Look through the records below and give the number of lines holding the string "SÚNG", nothing more.
··········
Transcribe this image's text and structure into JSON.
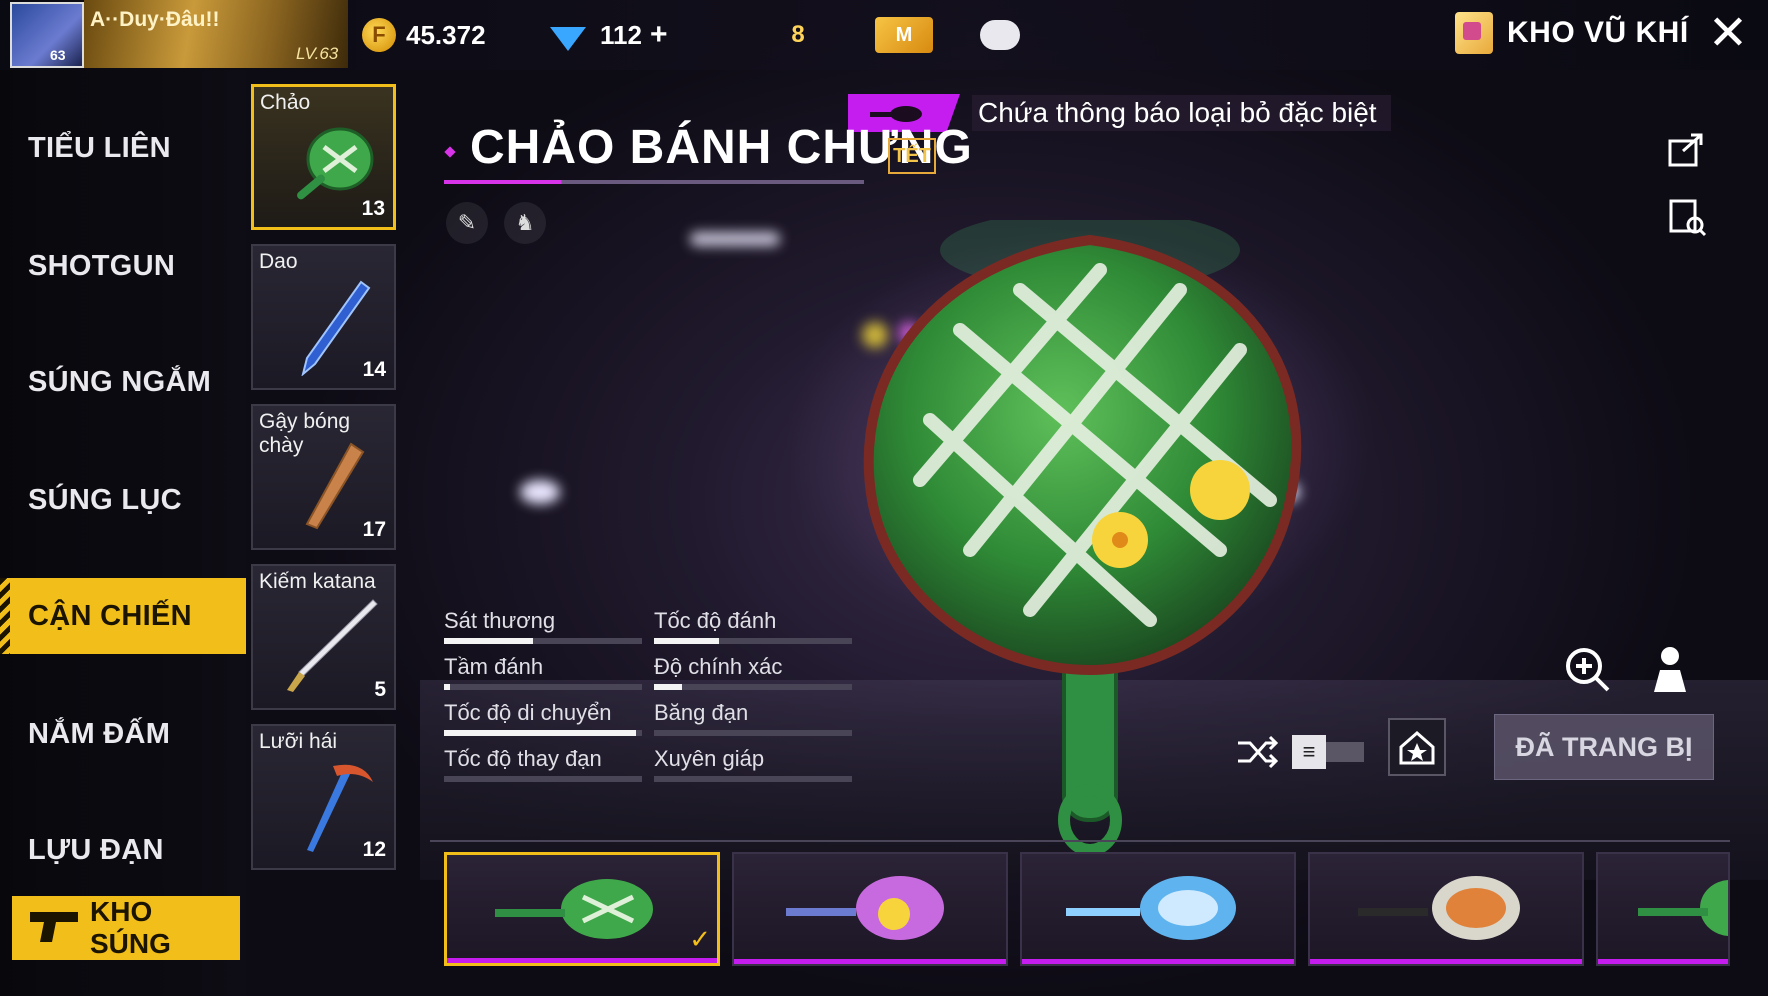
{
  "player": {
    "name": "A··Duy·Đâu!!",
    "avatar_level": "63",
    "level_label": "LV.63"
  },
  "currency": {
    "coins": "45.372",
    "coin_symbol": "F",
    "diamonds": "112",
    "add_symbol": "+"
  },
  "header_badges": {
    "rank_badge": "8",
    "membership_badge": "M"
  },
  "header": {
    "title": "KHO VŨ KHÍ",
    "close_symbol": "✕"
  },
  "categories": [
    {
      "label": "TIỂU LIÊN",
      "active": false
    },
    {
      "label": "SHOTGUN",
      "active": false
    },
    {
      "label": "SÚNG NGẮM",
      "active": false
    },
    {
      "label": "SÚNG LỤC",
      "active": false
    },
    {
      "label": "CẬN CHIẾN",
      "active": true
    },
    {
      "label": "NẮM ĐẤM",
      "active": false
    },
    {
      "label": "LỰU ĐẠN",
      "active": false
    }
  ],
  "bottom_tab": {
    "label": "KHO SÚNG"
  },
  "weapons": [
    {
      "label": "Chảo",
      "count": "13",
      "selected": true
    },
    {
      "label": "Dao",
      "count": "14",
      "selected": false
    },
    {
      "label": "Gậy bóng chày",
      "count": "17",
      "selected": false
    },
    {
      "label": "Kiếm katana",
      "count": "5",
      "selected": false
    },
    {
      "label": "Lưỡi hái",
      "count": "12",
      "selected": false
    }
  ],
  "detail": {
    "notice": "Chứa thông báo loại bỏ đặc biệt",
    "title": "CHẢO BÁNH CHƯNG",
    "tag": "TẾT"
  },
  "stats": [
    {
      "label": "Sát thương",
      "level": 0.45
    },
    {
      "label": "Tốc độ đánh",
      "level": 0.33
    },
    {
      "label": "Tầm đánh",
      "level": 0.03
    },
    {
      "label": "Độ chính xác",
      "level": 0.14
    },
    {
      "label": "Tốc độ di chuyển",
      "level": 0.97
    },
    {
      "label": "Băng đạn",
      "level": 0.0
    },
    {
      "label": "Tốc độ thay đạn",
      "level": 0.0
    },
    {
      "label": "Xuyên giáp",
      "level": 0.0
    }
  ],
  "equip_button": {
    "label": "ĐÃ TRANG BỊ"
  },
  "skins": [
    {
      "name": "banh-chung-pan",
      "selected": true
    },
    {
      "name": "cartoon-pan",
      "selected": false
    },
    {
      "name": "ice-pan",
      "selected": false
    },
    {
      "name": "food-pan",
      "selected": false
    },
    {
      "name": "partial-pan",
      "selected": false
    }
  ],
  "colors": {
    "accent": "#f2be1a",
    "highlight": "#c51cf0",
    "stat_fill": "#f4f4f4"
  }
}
··········
▸ **The solution**:
3